WRITTEN PROBLEM
Pick out each line in these entries that contains the string "вида".

### DATASET RECORDS ###

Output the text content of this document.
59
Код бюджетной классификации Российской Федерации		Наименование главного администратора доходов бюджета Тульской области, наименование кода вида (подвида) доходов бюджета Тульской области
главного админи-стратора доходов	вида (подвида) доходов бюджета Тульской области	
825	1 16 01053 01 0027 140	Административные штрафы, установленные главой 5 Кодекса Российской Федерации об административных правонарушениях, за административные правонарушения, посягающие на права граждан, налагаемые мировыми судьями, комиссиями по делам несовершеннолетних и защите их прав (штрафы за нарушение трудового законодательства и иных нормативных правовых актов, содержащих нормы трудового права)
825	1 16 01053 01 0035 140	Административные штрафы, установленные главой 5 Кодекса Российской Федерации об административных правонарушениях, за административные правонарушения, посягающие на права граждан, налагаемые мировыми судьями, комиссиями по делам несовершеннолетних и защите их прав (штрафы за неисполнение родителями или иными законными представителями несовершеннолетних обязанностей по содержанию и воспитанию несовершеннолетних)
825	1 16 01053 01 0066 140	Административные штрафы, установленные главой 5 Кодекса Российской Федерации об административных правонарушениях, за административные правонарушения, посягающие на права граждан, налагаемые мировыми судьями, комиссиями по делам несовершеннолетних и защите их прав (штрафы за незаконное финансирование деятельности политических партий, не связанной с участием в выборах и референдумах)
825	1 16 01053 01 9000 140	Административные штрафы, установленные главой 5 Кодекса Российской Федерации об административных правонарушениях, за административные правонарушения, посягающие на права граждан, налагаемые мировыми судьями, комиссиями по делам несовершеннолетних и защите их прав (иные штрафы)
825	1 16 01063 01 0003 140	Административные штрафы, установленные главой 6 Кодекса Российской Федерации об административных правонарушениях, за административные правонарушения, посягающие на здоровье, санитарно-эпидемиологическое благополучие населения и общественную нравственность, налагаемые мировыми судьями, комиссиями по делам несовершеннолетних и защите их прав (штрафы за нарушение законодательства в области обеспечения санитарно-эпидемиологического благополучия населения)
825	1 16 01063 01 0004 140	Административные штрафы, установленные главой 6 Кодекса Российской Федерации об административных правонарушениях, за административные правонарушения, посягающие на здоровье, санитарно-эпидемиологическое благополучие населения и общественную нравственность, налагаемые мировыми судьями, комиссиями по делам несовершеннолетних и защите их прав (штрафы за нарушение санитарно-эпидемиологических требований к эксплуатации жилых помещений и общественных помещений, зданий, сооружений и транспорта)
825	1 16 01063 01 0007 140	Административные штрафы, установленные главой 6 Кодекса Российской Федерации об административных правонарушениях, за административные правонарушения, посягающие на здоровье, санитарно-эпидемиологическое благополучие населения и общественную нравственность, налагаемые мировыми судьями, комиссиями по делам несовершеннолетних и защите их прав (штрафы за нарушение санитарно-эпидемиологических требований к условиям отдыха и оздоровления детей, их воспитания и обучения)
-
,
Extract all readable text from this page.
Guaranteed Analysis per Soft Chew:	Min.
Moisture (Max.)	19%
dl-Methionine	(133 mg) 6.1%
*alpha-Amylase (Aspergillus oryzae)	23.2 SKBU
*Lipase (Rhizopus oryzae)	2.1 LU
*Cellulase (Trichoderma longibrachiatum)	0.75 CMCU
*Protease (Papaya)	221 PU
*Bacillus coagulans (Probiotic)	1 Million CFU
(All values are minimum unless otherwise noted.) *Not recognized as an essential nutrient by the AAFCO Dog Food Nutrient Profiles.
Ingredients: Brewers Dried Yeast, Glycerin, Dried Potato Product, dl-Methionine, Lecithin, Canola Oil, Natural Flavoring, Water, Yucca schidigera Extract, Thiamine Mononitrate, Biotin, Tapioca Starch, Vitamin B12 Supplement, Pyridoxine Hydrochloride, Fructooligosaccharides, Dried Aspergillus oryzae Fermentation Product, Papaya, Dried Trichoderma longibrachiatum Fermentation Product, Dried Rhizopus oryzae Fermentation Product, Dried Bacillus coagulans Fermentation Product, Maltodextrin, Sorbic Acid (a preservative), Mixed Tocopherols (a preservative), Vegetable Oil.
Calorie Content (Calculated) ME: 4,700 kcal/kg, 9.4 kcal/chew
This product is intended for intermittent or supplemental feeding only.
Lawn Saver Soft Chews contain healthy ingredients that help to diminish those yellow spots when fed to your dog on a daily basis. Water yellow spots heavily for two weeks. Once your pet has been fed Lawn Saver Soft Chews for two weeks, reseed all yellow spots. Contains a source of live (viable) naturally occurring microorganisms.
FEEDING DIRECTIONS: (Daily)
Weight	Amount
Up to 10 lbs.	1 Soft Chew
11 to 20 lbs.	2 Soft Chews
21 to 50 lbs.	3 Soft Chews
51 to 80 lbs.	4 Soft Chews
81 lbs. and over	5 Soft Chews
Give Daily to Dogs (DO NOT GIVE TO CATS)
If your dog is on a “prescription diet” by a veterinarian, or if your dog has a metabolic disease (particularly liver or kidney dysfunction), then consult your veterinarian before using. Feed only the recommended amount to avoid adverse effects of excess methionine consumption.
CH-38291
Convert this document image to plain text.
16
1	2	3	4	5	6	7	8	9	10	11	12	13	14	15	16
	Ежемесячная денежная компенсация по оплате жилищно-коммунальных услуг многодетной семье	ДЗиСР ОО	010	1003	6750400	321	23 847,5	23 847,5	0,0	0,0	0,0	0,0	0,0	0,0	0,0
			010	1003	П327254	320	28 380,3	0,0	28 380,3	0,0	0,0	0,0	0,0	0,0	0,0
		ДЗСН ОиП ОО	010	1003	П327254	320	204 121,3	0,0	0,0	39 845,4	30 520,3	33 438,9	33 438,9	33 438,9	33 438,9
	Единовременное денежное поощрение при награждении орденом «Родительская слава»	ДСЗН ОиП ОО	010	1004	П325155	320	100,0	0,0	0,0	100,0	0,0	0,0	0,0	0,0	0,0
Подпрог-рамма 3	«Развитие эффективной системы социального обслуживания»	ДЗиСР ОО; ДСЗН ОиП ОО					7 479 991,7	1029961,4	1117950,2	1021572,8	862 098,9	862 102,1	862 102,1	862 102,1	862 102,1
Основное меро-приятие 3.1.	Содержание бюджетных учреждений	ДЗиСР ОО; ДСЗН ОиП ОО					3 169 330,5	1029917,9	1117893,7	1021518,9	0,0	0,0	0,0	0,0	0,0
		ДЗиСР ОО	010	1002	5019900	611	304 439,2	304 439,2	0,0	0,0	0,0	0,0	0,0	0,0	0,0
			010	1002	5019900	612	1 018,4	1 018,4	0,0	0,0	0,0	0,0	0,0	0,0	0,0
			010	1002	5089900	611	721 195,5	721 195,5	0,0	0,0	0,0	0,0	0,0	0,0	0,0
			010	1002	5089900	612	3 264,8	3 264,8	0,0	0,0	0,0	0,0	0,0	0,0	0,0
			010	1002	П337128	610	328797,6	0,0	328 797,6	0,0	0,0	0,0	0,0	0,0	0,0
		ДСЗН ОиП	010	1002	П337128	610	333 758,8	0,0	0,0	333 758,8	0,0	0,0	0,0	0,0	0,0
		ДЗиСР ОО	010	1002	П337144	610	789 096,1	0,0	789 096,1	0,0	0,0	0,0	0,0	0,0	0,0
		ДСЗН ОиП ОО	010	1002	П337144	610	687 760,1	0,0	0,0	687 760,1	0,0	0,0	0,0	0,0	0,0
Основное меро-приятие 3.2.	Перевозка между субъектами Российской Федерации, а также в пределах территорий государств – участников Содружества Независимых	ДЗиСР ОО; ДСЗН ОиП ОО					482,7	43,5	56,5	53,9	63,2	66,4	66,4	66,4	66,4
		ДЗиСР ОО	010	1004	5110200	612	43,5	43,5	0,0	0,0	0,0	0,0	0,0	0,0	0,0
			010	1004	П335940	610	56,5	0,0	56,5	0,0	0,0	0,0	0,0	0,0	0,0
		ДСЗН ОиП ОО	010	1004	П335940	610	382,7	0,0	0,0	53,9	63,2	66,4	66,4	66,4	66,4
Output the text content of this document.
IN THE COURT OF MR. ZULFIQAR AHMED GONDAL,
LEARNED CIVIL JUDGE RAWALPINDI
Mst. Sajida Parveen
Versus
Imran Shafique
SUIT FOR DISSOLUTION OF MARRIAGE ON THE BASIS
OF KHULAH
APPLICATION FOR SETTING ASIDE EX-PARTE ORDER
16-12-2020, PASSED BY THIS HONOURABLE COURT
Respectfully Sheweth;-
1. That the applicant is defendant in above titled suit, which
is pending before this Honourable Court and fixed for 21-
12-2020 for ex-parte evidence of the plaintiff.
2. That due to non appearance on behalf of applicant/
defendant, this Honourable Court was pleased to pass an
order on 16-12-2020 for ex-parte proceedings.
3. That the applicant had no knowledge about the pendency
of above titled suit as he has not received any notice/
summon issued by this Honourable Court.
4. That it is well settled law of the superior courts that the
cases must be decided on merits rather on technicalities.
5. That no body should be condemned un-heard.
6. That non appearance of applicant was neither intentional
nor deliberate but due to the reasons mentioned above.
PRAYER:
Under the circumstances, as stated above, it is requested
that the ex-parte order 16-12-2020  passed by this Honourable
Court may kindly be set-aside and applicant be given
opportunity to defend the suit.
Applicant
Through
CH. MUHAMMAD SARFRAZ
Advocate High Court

###

RESULT OF THE EXERCISE
Код бюджетной классификации Российской Федерации		Наименование главного администратора доходов бюджета Тульской области, наименование кода вида (подвида) доходов бюджета Тульской области
главного админи-стратора доходов	вида (подвида) доходов бюджета Тульской области	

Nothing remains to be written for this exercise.